▶ **Excerpted records**:
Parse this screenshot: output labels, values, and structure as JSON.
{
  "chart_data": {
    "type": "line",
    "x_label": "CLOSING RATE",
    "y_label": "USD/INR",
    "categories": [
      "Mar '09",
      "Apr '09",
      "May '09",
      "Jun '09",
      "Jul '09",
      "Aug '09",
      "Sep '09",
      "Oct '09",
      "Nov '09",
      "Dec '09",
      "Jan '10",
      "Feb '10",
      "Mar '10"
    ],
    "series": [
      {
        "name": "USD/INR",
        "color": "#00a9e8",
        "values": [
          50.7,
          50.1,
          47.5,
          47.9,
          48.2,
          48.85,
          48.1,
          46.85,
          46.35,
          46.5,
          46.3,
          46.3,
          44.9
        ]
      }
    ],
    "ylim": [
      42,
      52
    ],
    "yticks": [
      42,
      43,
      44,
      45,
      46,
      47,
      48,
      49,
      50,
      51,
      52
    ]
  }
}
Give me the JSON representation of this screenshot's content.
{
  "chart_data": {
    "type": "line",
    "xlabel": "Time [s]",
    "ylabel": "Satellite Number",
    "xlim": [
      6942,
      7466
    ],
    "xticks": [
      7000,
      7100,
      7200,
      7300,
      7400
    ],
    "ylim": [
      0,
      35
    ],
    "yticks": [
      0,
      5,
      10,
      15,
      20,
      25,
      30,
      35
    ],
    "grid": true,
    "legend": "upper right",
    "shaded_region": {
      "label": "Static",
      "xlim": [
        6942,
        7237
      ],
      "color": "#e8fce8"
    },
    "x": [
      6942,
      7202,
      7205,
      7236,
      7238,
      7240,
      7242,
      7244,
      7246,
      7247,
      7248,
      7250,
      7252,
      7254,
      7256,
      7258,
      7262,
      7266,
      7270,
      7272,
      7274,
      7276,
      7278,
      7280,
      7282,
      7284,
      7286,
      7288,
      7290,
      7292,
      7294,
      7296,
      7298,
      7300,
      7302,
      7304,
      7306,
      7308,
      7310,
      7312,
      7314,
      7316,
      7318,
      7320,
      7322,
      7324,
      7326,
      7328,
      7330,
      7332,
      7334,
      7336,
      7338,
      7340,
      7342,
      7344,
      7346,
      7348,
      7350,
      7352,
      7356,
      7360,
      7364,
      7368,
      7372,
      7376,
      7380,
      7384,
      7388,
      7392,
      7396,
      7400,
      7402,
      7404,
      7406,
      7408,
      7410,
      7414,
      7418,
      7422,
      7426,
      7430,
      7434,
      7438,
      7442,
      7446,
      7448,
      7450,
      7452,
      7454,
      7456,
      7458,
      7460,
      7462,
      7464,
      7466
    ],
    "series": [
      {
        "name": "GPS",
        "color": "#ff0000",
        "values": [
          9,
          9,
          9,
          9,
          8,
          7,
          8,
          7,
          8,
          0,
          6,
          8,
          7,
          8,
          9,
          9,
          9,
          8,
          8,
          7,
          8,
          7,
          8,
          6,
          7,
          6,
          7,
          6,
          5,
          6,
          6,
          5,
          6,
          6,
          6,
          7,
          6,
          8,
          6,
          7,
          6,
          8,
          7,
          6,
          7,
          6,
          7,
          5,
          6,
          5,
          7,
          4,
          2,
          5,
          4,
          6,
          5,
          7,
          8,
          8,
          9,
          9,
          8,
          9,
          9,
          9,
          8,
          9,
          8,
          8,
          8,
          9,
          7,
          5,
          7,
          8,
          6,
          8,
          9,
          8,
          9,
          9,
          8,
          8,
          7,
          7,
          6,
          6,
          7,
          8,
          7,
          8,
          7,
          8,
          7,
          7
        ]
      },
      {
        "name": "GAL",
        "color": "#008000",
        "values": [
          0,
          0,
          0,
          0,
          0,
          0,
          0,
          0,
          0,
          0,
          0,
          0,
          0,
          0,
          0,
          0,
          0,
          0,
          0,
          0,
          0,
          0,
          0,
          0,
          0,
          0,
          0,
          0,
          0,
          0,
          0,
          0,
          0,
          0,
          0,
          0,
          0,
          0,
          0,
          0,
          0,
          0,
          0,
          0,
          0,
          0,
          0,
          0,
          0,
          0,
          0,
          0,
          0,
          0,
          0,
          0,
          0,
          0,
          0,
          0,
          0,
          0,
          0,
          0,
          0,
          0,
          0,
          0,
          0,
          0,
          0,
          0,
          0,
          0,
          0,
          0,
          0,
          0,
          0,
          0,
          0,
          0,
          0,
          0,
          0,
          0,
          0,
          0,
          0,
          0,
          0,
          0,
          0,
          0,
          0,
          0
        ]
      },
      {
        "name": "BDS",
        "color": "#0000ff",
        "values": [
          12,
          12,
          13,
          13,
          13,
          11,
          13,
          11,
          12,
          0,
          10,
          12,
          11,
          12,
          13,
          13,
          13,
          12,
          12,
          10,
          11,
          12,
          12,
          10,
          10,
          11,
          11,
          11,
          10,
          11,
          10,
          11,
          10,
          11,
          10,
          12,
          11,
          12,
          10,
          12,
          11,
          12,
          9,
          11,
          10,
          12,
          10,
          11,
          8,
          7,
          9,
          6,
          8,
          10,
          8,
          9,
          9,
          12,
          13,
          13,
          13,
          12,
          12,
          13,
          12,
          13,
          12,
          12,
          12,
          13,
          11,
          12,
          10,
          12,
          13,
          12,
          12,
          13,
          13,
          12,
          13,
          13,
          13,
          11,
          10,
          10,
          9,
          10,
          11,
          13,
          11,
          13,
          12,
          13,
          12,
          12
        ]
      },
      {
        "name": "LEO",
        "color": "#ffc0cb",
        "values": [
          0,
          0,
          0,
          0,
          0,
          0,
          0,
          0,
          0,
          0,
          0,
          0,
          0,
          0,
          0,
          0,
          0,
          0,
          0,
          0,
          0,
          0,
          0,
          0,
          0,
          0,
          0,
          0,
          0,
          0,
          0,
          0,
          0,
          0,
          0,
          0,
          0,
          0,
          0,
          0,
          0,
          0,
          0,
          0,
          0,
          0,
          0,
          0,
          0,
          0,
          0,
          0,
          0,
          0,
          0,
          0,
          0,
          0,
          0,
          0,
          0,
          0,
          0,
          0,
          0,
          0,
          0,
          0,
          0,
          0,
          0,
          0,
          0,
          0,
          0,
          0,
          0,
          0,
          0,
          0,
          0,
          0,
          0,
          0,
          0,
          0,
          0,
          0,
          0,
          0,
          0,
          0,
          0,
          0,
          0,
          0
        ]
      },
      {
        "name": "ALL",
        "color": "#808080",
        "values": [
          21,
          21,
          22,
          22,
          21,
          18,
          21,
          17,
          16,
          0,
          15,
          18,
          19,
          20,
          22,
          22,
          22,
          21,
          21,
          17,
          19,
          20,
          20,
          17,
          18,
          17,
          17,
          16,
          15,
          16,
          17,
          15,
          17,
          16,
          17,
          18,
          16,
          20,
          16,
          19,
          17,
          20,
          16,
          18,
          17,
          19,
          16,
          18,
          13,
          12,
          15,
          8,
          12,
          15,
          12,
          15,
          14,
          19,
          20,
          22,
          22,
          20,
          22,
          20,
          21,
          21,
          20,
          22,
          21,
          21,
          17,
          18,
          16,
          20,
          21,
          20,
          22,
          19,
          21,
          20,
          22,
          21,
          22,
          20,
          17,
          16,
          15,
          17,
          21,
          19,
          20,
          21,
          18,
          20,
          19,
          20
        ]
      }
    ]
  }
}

▶ **Instructions to follow**: Return each line that includes "JSON".

▶ **Answer to this problem**:
Parse this screenshot: output labels, values, and structure as JSON.
Give me the JSON representation of this screenshot's content.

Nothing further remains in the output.